__PROBLEM DESCRIPTION__.
In the data below, locate each line with the word "细水雾灭火系统管网开始充水" and list it.
------------------------------------------------
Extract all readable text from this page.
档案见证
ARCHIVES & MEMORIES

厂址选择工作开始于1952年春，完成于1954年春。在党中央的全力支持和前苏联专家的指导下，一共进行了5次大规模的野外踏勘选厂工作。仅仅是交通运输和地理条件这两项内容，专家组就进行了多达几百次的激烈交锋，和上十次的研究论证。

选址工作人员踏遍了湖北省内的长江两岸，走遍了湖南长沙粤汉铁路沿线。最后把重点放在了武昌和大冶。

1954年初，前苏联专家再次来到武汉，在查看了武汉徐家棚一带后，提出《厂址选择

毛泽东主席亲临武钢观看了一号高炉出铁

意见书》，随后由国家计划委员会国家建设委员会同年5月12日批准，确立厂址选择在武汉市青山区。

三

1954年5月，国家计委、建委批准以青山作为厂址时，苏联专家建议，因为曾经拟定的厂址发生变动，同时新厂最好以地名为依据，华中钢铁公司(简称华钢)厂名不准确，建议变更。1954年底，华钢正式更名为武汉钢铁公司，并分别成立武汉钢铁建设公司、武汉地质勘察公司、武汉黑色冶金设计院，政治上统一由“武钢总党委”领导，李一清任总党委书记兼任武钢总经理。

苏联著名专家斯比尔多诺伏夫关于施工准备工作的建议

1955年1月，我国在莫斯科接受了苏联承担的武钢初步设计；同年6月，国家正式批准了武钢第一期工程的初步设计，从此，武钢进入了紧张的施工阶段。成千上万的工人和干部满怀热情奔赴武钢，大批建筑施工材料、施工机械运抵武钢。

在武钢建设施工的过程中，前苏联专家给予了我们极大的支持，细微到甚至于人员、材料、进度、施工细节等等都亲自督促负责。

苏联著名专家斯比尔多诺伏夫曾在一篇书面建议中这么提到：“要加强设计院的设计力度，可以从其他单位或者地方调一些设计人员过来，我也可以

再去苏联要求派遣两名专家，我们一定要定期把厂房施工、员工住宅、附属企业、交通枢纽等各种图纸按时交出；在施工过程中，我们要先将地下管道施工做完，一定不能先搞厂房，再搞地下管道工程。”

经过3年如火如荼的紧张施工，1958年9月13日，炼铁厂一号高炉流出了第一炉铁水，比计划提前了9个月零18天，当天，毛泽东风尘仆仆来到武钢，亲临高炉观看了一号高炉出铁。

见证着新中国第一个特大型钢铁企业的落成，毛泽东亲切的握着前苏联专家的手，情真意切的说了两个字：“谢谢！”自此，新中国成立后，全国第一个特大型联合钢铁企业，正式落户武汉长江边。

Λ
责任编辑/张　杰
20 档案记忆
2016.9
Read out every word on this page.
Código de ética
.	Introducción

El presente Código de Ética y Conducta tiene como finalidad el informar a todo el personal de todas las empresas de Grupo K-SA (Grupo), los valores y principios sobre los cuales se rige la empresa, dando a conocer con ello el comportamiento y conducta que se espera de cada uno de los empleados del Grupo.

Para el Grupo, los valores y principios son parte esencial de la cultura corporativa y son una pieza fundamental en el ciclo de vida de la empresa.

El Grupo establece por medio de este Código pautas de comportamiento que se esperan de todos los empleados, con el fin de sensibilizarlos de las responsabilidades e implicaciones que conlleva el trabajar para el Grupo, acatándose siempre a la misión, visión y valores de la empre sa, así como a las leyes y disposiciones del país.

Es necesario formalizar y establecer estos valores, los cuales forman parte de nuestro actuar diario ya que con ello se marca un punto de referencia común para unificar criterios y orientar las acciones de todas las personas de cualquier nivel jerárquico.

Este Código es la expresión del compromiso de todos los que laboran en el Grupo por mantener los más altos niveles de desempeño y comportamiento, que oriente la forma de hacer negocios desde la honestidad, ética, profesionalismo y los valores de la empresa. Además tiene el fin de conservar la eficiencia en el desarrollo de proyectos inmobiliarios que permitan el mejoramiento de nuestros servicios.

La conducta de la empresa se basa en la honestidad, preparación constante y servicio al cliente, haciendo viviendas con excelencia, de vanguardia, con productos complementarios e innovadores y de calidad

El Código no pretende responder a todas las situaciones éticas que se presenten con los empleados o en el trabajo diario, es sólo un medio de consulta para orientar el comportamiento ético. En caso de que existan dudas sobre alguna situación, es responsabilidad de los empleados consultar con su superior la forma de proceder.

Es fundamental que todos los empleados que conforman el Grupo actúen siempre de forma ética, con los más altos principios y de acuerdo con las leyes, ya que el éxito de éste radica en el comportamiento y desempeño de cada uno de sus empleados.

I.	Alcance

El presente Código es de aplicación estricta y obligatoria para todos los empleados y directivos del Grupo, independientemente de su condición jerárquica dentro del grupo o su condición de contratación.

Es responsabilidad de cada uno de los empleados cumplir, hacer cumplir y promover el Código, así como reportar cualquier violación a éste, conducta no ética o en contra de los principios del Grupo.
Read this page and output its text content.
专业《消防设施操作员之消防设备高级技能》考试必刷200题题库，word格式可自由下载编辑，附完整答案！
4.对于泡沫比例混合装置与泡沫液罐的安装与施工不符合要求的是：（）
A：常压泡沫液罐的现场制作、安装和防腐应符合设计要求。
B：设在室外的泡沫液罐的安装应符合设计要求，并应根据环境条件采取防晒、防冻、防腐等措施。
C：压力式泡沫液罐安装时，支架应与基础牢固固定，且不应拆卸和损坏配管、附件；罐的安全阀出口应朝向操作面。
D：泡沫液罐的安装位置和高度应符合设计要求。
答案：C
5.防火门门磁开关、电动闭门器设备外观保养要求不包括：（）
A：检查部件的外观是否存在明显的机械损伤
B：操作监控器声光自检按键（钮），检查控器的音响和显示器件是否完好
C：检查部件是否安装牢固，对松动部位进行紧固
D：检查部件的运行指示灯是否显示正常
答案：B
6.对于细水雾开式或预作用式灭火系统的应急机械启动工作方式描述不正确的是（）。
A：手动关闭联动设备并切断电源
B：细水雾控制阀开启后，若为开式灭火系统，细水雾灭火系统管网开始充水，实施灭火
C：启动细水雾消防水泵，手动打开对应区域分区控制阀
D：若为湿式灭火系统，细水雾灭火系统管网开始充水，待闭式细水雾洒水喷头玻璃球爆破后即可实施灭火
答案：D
------------------------------------------------
__COMPLETE RESPONSE__.
B：细水雾控制阀开启后，若为开式灭火系统，细水雾灭火系统管网开始充水，实施灭火
D：若为湿式灭火系统，细水雾灭火系统管网开始充水，待闭式细水雾洒水喷头玻璃球爆破后即可实施灭火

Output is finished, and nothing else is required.